Task directions
Lift every line from the entries that includes the word "Gürtels".

Dataset entries
○ ○ ○ ○
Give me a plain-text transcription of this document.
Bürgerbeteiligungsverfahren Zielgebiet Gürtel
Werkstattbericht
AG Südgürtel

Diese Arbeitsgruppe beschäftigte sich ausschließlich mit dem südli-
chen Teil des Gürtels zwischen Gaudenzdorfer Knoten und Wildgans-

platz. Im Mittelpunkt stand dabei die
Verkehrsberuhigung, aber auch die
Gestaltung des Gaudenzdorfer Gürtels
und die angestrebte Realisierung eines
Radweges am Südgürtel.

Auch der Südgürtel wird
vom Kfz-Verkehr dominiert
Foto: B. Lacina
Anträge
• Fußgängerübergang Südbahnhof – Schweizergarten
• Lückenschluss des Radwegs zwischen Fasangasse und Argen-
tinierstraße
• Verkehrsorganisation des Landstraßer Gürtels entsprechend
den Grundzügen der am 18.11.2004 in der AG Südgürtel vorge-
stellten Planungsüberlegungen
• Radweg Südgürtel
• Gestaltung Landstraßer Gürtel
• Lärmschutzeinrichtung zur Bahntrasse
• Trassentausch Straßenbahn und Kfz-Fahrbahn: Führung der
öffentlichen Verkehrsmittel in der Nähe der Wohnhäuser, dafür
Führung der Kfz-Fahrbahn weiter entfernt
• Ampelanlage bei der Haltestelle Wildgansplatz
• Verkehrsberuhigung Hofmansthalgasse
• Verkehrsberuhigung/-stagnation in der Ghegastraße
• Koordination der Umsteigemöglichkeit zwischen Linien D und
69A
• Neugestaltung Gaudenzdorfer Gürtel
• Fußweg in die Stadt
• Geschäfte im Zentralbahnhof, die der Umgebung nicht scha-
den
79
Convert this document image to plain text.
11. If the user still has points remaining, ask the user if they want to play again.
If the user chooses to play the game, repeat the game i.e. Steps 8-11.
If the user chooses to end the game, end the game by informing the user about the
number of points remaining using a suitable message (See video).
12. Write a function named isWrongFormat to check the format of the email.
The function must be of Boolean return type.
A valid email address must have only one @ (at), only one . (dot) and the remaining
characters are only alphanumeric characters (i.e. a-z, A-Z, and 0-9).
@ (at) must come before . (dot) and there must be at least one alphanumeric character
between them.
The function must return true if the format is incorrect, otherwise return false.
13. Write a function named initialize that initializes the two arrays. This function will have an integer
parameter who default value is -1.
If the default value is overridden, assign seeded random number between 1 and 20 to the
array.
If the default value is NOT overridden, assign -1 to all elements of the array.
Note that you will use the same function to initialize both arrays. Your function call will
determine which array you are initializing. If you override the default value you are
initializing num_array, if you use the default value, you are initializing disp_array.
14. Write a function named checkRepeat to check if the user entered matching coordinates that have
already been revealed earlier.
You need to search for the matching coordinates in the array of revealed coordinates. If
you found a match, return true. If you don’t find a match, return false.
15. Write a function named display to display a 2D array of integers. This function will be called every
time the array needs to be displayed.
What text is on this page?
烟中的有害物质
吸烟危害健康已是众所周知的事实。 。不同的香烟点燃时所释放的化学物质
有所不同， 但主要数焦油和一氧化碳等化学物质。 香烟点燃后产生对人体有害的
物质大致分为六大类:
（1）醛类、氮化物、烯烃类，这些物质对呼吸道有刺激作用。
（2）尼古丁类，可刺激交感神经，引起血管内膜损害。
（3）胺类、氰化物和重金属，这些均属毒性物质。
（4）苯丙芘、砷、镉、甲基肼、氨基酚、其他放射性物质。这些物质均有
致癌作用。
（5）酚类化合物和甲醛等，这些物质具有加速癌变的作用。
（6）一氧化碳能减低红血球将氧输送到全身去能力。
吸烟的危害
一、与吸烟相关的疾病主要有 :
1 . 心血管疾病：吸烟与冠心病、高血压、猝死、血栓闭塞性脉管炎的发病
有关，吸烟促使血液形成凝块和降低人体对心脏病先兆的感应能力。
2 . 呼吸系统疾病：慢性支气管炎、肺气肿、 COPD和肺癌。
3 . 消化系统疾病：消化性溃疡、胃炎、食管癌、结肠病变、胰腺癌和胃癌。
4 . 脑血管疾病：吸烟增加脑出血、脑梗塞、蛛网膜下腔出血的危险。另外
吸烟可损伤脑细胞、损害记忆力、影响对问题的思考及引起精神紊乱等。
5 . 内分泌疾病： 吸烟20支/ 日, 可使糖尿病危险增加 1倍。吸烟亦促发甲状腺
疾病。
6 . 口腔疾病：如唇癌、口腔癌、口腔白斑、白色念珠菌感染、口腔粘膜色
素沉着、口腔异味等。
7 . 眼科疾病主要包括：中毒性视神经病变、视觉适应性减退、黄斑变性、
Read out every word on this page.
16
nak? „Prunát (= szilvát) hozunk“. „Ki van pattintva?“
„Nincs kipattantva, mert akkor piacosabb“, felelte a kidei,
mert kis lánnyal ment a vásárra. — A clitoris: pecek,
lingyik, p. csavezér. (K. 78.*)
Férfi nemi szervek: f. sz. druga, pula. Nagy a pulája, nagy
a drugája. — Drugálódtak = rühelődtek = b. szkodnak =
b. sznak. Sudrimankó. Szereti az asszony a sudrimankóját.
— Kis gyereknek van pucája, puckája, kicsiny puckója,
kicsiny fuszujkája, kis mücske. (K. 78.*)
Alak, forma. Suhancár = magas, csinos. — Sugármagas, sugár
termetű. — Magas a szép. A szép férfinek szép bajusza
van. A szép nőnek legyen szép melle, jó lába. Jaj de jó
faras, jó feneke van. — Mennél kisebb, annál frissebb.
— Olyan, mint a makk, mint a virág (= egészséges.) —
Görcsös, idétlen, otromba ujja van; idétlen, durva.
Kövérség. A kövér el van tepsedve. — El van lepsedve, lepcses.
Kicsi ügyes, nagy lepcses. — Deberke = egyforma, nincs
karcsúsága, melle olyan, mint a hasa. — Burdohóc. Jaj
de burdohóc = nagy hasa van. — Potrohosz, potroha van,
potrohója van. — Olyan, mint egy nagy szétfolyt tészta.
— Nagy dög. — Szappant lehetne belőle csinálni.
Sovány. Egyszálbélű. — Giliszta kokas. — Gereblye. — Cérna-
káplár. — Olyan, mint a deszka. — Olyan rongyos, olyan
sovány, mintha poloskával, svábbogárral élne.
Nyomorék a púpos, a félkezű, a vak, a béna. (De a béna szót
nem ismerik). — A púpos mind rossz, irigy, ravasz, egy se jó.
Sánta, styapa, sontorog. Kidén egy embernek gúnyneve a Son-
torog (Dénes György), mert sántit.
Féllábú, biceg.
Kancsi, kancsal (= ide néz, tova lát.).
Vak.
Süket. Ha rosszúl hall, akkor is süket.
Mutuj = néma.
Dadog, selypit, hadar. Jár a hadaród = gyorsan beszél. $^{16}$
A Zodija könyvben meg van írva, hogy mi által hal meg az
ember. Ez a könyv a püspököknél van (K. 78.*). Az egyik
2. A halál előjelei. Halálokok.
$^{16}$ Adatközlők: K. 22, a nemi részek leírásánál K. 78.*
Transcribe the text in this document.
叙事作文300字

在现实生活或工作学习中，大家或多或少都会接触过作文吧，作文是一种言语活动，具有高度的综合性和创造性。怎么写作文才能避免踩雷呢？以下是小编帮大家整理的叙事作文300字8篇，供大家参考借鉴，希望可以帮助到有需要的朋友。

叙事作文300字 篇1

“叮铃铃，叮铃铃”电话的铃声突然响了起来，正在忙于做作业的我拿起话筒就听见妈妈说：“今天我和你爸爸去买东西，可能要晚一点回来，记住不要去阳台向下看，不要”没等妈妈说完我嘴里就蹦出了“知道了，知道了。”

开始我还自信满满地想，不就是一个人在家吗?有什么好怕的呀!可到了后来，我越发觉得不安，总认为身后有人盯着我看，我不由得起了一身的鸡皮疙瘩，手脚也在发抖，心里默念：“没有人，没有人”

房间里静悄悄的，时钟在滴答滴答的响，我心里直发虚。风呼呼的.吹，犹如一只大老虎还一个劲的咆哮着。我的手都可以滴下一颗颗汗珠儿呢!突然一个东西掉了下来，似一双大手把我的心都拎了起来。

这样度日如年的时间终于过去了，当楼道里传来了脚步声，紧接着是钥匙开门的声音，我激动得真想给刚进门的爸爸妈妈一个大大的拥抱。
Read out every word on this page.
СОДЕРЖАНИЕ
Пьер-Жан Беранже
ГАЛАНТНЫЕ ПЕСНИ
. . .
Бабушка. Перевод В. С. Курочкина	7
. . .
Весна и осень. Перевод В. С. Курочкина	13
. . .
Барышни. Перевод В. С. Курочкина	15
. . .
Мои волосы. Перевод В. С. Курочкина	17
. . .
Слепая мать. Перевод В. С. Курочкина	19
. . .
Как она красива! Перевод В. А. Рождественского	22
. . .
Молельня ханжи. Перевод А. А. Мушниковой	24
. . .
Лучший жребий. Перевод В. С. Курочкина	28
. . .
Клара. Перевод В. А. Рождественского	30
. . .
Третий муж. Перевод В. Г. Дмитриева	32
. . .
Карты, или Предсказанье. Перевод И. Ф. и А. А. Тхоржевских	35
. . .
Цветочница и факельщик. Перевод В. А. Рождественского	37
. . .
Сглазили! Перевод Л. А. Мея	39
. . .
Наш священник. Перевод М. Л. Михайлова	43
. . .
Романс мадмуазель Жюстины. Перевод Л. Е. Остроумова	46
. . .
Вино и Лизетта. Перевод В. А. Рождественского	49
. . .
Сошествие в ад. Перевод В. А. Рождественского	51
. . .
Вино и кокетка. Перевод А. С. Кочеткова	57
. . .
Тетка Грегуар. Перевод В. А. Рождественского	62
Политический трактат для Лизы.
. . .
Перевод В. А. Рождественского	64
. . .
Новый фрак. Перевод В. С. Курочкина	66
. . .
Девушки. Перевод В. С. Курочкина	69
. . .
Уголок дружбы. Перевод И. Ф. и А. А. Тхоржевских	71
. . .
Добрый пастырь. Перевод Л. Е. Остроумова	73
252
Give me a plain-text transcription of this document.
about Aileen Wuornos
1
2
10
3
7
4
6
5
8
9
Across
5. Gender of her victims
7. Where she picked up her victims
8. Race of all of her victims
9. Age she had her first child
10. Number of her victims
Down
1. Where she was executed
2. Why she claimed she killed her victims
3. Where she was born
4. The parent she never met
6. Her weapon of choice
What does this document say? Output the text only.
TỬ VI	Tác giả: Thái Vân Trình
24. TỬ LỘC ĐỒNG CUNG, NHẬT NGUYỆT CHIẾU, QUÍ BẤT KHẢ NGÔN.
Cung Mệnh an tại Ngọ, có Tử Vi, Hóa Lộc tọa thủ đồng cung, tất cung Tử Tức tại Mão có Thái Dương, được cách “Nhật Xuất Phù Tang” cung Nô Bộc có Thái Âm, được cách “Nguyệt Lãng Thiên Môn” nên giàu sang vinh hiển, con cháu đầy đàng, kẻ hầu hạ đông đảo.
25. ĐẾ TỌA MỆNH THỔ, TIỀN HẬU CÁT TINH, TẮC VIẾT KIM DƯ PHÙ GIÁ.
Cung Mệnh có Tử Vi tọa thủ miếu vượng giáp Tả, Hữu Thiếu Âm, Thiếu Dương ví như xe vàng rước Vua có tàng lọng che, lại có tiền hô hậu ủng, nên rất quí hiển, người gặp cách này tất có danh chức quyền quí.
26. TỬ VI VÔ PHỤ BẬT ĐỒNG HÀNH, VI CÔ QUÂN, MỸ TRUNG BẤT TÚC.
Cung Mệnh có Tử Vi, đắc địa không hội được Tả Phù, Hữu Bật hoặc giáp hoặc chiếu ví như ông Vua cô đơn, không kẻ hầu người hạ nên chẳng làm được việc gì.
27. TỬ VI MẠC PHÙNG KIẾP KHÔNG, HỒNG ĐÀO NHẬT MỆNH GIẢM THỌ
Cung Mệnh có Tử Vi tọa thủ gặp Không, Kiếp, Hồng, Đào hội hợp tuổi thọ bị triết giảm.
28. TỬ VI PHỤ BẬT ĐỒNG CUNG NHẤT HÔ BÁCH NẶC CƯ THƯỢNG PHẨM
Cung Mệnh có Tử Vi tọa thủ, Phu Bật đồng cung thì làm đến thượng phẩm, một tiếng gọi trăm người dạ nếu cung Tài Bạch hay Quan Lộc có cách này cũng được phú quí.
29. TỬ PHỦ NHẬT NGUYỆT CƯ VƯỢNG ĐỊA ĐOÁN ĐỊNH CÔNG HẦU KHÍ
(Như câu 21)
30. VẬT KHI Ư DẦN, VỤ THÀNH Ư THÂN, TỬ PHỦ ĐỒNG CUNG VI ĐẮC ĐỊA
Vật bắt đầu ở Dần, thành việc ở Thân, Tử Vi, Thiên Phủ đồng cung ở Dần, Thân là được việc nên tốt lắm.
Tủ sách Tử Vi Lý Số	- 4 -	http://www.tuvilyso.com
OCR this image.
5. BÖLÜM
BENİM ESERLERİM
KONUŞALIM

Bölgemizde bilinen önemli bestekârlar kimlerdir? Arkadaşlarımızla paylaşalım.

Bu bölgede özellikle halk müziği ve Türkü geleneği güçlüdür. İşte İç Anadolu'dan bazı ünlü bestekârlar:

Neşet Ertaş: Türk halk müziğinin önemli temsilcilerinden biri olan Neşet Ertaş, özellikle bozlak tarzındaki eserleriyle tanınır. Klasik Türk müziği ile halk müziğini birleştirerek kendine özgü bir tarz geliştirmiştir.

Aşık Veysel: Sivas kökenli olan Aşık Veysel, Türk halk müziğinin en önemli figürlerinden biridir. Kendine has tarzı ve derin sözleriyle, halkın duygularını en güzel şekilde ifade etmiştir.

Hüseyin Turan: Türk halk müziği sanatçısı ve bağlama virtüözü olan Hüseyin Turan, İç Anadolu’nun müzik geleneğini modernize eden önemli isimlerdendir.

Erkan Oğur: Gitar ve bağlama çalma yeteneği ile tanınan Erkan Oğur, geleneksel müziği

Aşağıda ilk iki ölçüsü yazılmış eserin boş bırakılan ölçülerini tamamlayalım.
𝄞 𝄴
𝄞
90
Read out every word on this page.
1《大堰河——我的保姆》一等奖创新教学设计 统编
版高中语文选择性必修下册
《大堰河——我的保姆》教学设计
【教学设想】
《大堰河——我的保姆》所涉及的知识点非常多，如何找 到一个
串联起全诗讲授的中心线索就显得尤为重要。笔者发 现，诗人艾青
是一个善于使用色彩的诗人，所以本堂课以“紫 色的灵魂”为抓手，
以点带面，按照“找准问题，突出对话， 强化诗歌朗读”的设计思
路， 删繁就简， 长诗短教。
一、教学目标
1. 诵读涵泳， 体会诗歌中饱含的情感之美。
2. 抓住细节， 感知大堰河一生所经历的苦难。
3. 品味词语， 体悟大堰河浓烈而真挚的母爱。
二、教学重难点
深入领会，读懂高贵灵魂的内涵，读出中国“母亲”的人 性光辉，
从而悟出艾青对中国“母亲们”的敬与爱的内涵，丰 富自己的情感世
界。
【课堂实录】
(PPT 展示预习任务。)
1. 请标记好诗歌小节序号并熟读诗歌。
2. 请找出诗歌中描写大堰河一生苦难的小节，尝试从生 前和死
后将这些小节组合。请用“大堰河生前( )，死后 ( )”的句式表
○ ○ ○ ○
Reply
chen Teil des Gürtels zwischen Gaudenzdorfer Knoten und Wildgans-
Gestaltung des Gaudenzdorfer Gürtels
• Verkehrsorganisation des Landstraßer Gürtels entsprechend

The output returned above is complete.